**Information given**.

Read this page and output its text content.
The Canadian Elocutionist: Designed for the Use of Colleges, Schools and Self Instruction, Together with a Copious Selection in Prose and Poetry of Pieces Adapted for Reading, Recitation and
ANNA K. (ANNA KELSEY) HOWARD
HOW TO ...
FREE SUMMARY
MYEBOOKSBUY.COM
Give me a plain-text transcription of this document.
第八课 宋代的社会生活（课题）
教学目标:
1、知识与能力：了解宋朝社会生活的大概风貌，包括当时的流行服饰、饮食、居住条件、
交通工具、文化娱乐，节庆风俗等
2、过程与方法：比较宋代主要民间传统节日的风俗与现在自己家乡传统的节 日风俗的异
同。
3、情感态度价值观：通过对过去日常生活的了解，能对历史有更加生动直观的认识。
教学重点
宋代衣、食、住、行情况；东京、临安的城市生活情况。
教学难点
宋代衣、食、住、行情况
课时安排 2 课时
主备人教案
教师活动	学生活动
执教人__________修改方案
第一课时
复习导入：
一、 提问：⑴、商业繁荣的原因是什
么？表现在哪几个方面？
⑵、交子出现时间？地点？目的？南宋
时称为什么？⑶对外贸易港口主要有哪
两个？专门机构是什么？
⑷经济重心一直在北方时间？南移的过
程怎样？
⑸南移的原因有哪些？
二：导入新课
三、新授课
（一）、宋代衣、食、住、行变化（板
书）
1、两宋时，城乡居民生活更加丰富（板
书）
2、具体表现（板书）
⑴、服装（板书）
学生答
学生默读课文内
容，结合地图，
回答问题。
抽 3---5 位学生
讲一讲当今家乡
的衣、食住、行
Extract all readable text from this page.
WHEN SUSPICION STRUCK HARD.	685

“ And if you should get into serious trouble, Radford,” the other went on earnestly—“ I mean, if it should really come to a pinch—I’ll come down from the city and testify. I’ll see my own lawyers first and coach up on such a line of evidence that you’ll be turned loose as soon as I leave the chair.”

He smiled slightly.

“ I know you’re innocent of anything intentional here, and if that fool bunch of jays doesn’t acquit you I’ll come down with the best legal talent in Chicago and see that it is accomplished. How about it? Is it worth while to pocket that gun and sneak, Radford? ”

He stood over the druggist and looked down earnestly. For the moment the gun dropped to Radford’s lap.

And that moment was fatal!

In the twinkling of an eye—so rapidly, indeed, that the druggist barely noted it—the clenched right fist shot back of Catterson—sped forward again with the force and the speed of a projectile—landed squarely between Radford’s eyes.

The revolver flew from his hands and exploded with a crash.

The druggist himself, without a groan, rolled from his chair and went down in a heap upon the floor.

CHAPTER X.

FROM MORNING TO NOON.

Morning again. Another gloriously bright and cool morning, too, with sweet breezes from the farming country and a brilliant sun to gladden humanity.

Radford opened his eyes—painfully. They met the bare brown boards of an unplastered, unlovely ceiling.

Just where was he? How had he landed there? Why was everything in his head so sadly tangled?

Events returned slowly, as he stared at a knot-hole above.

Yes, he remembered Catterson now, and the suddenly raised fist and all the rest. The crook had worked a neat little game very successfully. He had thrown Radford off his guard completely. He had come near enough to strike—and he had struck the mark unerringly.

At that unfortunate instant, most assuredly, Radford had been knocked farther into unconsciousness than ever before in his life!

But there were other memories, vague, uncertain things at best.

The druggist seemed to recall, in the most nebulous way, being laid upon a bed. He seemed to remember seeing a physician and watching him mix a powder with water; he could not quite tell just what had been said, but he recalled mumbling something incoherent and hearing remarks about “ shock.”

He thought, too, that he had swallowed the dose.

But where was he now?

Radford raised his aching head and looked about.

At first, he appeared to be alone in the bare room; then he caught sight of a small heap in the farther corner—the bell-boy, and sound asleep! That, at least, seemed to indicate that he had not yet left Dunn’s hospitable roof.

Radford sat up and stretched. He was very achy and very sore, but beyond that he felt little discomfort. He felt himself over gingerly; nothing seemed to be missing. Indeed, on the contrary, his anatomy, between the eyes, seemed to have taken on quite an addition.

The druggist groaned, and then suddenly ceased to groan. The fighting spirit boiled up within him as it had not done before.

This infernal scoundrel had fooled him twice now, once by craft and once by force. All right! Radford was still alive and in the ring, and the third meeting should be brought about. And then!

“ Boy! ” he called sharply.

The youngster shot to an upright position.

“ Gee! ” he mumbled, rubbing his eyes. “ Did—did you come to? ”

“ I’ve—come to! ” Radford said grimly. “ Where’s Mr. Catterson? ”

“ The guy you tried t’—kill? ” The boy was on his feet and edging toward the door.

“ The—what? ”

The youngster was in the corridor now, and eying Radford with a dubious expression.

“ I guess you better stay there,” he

**Directive**.
Please set down the whole listing above without altering a single line.

**Worked answer**.
Read this page and output its text content.
The Canadian Elocutionist: Designed for the Use of Colleges, Schools and Self Instruction, Together with a Copious Selection in Prose and Poetry of Pieces Adapted for Reading, Recitation and
ANNA K. (ANNA KELSEY) HOWARD
HOW TO ...
FREE SUMMARY
MYEBOOKSBUY.COM
Give me a plain-text transcription of this document.
第八课 宋代的社会生活（课题）
教学目标:
1、知识与能力：了解宋朝社会生活的大概风貌，包括当时的流行服饰、饮食、居住条件、
交通工具、文化娱乐，节庆风俗等
2、过程与方法：比较宋代主要民间传统节日的风俗与现在自己家乡传统的节 日风俗的异
同。
3、情感态度价值观：通过对过去日常生活的了解，能对历史有更加生动直观的认识。
教学重点
宋代衣、食、住、行情况；东京、临安的城市生活情况。
教学难点
宋代衣、食、住、行情况
课时安排 2 课时
主备人教案
教师活动	学生活动
执教人__________修改方案
第一课时
复习导入：
一、 提问：⑴、商业繁荣的原因是什
么？表现在哪几个方面？
⑵、交子出现时间？地点？目的？南宋
时称为什么？⑶对外贸易港口主要有哪
两个？专门机构是什么？
⑷经济重心一直在北方时间？南移的过
程怎样？
⑸南移的原因有哪些？
二：导入新课
三、新授课
（一）、宋代衣、食、住、行变化（板
书）
1、两宋时，城乡居民生活更加丰富（板
书）
2、具体表现（板书）
⑴、服装（板书）
学生答
学生默读课文内
容，结合地图，
回答问题。
抽 3---5 位学生
讲一讲当今家乡
的衣、食住、行
Extract all readable text from this page.
WHEN SUSPICION STRUCK HARD.	685

“ And if you should get into serious trouble, Radford,” the other went on earnestly—“ I mean, if it should really come to a pinch—I’ll come down from the city and testify. I’ll see my own lawyers first and coach up on such a line of evidence that you’ll be turned loose as soon as I leave the chair.”

He smiled slightly.

“ I know you’re innocent of anything intentional here, and if that fool bunch of jays doesn’t acquit you I’ll come down with the best legal talent in Chicago and see that it is accomplished. How about it? Is it worth while to pocket that gun and sneak, Radford? ”

He stood over the druggist and looked down earnestly. For the moment the gun dropped to Radford’s lap.

And that moment was fatal!

In the twinkling of an eye—so rapidly, indeed, that the druggist barely noted it—the clenched right fist shot back of Catterson—sped forward again with the force and the speed of a projectile—landed squarely between Radford’s eyes.

The revolver flew from his hands and exploded with a crash.

The druggist himself, without a groan, rolled from his chair and went down in a heap upon the floor.

CHAPTER X.

FROM MORNING TO NOON.

Morning again. Another gloriously bright and cool morning, too, with sweet breezes from the farming country and a brilliant sun to gladden humanity.

Radford opened his eyes—painfully. They met the bare brown boards of an unplastered, unlovely ceiling.

Just where was he? How had he landed there? Why was everything in his head so sadly tangled?

Events returned slowly, as he stared at a knot-hole above.

Yes, he remembered Catterson now, and the suddenly raised fist and all the rest. The crook had worked a neat little game very successfully. He had thrown Radford off his guard completely. He had come near enough to strike—and he had struck the mark unerringly.

At that unfortunate instant, most assuredly, Radford had been knocked farther into unconsciousness than ever before in his life!

But there were other memories, vague, uncertain things at best.

The druggist seemed to recall, in the most nebulous way, being laid upon a bed. He seemed to remember seeing a physician and watching him mix a powder with water; he could not quite tell just what had been said, but he recalled mumbling something incoherent and hearing remarks about “ shock.”

He thought, too, that he had swallowed the dose.

But where was he now?

Radford raised his aching head and looked about.

At first, he appeared to be alone in the bare room; then he caught sight of a small heap in the farther corner—the bell-boy, and sound asleep! That, at least, seemed to indicate that he had not yet left Dunn’s hospitable roof.

Radford sat up and stretched. He was very achy and very sore, but beyond that he felt little discomfort. He felt himself over gingerly; nothing seemed to be missing. Indeed, on the contrary, his anatomy, between the eyes, seemed to have taken on quite an addition.

The druggist groaned, and then suddenly ceased to groan. The fighting spirit boiled up within him as it had not done before.

This infernal scoundrel had fooled him twice now, once by craft and once by force. All right! Radford was still alive and in the ring, and the third meeting should be brought about. And then!

“ Boy! ” he called sharply.

The youngster shot to an upright position.

“ Gee! ” he mumbled, rubbing his eyes. “ Did—did you come to? ”

“ I’ve—come to! ” Radford said grimly. “ Where’s Mr. Catterson? ”

“ The guy you tried t’—kill? ” The boy was on his feet and edging toward the door.

“ The—what? ”

The youngster was in the corridor now, and eying Radford with a dubious expression.

“ I guess you better stay there,” he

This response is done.